* [PROBLEM DETAILS]: Every record must be repeated exactly, with no omission.

* [DATASET EXTRACT]:

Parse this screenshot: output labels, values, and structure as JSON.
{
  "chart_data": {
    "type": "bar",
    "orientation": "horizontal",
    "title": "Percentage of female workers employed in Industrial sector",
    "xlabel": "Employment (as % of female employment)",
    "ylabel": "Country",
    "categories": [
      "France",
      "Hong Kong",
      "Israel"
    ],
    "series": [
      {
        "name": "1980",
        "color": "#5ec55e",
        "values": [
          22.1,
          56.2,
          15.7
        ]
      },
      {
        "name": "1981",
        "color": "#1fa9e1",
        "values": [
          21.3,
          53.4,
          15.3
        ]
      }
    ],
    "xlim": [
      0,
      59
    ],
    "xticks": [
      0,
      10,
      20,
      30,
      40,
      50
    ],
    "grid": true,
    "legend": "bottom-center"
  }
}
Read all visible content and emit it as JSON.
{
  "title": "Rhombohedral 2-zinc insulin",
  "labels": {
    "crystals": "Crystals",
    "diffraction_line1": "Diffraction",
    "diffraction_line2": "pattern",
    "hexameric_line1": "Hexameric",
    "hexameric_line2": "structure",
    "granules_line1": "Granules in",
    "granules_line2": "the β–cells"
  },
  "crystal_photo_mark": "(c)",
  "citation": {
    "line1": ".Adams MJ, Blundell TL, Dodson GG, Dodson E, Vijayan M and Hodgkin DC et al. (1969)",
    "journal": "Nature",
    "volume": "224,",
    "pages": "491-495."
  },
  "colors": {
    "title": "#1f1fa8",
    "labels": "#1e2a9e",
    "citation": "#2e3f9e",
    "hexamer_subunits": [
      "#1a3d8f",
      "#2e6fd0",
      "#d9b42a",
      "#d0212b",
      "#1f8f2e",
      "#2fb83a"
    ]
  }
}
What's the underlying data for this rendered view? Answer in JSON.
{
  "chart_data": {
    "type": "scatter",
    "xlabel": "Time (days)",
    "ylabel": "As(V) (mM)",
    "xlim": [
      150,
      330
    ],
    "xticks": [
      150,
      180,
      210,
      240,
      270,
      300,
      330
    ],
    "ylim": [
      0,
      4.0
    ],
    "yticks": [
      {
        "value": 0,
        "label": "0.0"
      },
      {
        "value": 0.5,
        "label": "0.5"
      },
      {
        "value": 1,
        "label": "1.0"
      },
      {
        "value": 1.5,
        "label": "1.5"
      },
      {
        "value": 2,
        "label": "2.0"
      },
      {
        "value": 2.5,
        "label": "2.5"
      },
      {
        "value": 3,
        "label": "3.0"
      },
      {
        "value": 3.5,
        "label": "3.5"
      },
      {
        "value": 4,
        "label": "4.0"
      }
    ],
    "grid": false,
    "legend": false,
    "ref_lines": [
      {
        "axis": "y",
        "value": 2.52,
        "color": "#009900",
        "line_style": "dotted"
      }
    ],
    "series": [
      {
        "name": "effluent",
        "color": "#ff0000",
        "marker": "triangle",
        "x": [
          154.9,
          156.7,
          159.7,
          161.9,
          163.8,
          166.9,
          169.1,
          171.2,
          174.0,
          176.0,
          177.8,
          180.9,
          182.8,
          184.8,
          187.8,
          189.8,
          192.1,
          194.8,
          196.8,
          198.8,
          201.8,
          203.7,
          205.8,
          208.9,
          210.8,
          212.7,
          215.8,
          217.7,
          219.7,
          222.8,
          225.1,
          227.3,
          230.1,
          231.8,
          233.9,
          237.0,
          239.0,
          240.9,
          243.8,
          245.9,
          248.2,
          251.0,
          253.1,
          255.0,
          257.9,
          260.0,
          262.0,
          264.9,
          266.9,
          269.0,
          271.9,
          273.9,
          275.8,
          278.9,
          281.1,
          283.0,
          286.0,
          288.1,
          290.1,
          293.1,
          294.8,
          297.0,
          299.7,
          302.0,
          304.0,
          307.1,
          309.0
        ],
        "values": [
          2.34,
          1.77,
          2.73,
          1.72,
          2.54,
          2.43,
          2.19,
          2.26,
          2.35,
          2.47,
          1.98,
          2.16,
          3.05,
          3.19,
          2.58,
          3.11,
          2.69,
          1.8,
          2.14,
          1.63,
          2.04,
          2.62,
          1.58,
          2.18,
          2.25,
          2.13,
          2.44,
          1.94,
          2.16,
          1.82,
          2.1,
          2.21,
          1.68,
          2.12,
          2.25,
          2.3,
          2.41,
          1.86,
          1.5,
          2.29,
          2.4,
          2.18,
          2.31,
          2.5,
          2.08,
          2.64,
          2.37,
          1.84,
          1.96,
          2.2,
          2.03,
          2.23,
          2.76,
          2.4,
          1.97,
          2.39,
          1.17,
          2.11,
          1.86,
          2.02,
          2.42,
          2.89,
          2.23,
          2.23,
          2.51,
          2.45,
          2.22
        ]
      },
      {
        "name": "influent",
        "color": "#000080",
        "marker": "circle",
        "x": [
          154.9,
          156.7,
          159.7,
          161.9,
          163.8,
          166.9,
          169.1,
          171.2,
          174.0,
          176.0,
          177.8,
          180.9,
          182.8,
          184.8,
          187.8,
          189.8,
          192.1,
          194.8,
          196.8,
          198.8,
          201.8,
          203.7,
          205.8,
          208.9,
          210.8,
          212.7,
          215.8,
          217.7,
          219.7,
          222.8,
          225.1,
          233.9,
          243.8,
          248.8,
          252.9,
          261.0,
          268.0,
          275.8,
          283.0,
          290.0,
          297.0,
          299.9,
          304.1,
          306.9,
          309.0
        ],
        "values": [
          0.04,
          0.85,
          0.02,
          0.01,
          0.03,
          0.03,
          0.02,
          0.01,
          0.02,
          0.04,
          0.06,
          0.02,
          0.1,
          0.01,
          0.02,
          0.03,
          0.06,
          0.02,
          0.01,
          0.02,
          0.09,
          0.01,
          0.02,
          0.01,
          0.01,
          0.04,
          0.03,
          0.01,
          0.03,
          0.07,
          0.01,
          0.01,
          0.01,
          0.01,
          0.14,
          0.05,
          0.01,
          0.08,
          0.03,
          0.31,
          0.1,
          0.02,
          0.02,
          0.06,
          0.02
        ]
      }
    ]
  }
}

* [TASK RESULT]:
Parse this screenshot: output labels, values, and structure as JSON.
{
  "chart_data": {
    "type": "bar",
    "orientation": "horizontal",
    "title": "Percentage of female workers employed in Industrial sector",
    "xlabel": "Employment (as % of female employment)",
    "ylabel": "Country",
    "categories": [
      "France",
      "Hong Kong",
      "Israel"
    ],
    "series": [
      {
        "name": "1980",
        "color": "#5ec55e",
        "values": [
          22.1,
          56.2,
          15.7
        ]
      },
      {
        "name": "1981",
        "color": "#1fa9e1",
        "values": [
          21.3,
          53.4,
          15.3
        ]
      }
    ],
    "xlim": [
      0,
      59
    ],
    "xticks": [
      0,
      10,
      20,
      30,
      40,
      50
    ],
    "grid": true,
    "legend": "bottom-center"
  }
}
Read all visible content and emit it as JSON.
{
  "title": "Rhombohedral 2-zinc insulin",
  "labels": {
    "crystals": "Crystals",
    "diffraction_line1": "Diffraction",
    "diffraction_line2": "pattern",
    "hexameric_line1": "Hexameric",
    "hexameric_line2": "structure",
    "granules_line1": "Granules in",
    "granules_line2": "the β–cells"
  },
  "crystal_photo_mark": "(c)",
  "citation": {
    "line1": ".Adams MJ, Blundell TL, Dodson GG, Dodson E, Vijayan M and Hodgkin DC et al. (1969)",
    "journal": "Nature",
    "volume": "224,",
    "pages": "491-495."
  },
  "colors": {
    "title": "#1f1fa8",
    "labels": "#1e2a9e",
    "citation": "#2e3f9e",
    "hexamer_subunits": [
      "#1a3d8f",
      "#2e6fd0",
      "#d9b42a",
      "#d0212b",
      "#1f8f2e",
      "#2fb83a"
    ]
  }
}
What's the underlying data for this rendered view? Answer in JSON.
{
  "chart_data": {
    "type": "scatter",
    "xlabel": "Time (days)",
    "ylabel": "As(V) (mM)",
    "xlim": [
      150,
      330
    ],
    "xticks": [
      150,
      180,
      210,
      240,
      270,
      300,
      330
    ],
    "ylim": [
      0,
      4.0
    ],
    "yticks": [
      {
        "value": 0,
        "label": "0.0"
      },
      {
        "value": 0.5,
        "label": "0.5"
      },
      {
        "value": 1,
        "label": "1.0"
      },
      {
        "value": 1.5,
        "label": "1.5"
      },
      {
        "value": 2,
        "label": "2.0"
      },
      {
        "value": 2.5,
        "label": "2.5"
      },
      {
        "value": 3,
        "label": "3.0"
      },
      {
        "value": 3.5,
        "label": "3.5"
      },
      {
        "value": 4,
        "label": "4.0"
      }
    ],
    "grid": false,
    "legend": false,
    "ref_lines": [
      {
        "axis": "y",
        "value": 2.52,
        "color": "#009900",
        "line_style": "dotted"
      }
    ],
    "series": [
      {
        "name": "effluent",
        "color": "#ff0000",
        "marker": "triangle",
        "x": [
          154.9,
          156.7,
          159.7,
          161.9,
          163.8,
          166.9,
          169.1,
          171.2,
          174.0,
          176.0,
          177.8,
          180.9,
          182.8,
          184.8,
          187.8,
          189.8,
          192.1,
          194.8,
          196.8,
          198.8,
          201.8,
          203.7,
          205.8,
          208.9,
          210.8,
          212.7,
          215.8,
          217.7,
          219.7,
          222.8,
          225.1,
          227.3,
          230.1,
          231.8,
          233.9,
          237.0,
          239.0,
          240.9,
          243.8,
          245.9,
          248.2,
          251.0,
          253.1,
          255.0,
          257.9,
          260.0,
          262.0,
          264.9,
          266.9,
          269.0,
          271.9,
          273.9,
          275.8,
          278.9,
          281.1,
          283.0,
          286.0,
          288.1,
          290.1,
          293.1,
          294.8,
          297.0,
          299.7,
          302.0,
          304.0,
          307.1,
          309.0
        ],
        "values": [
          2.34,
          1.77,
          2.73,
          1.72,
          2.54,
          2.43,
          2.19,
          2.26,
          2.35,
          2.47,
          1.98,
          2.16,
          3.05,
          3.19,
          2.58,
          3.11,
          2.69,
          1.8,
          2.14,
          1.63,
          2.04,
          2.62,
          1.58,
          2.18,
          2.25,
          2.13,
          2.44,
          1.94,
          2.16,
          1.82,
          2.1,
          2.21,
          1.68,
          2.12,
          2.25,
          2.3,
          2.41,
          1.86,
          1.5,
          2.29,
          2.4,
          2.18,
          2.31,
          2.5,
          2.08,
          2.64,
          2.37,
          1.84,
          1.96,
          2.2,
          2.03,
          2.23,
          2.76,
          2.4,
          1.97,
          2.39,
          1.17,
          2.11,
          1.86,
          2.02,
          2.42,
          2.89,
          2.23,
          2.23,
          2.51,
          2.45,
          2.22
        ]
      },
      {
        "name": "influent",
        "color": "#000080",
        "marker": "circle",
        "x": [
          154.9,
          156.7,
          159.7,
          161.9,
          163.8,
          166.9,
          169.1,
          171.2,
          174.0,
          176.0,
          177.8,
          180.9,
          182.8,
          184.8,
          187.8,
          189.8,
          192.1,
          194.8,
          196.8,
          198.8,
          201.8,
          203.7,
          205.8,
          208.9,
          210.8,
          212.7,
          215.8,
          217.7,
          219.7,
          222.8,
          225.1,
          233.9,
          243.8,
          248.8,
          252.9,
          261.0,
          268.0,
          275.8,
          283.0,
          290.0,
          297.0,
          299.9,
          304.1,
          306.9,
          309.0
        ],
        "values": [
          0.04,
          0.85,
          0.02,
          0.01,
          0.03,
          0.03,
          0.02,
          0.01,
          0.02,
          0.04,
          0.06,
          0.02,
          0.1,
          0.01,
          0.02,
          0.03,
          0.06,
          0.02,
          0.01,
          0.02,
          0.09,
          0.01,
          0.02,
          0.01,
          0.01,
          0.04,
          0.03,
          0.01,
          0.03,
          0.07,
          0.01,
          0.01,
          0.01,
          0.01,
          0.14,
          0.05,
          0.01,
          0.08,
          0.03,
          0.31,
          0.1,
          0.02,
          0.02,
          0.06,
          0.02
        ]
      }
    ]
  }
}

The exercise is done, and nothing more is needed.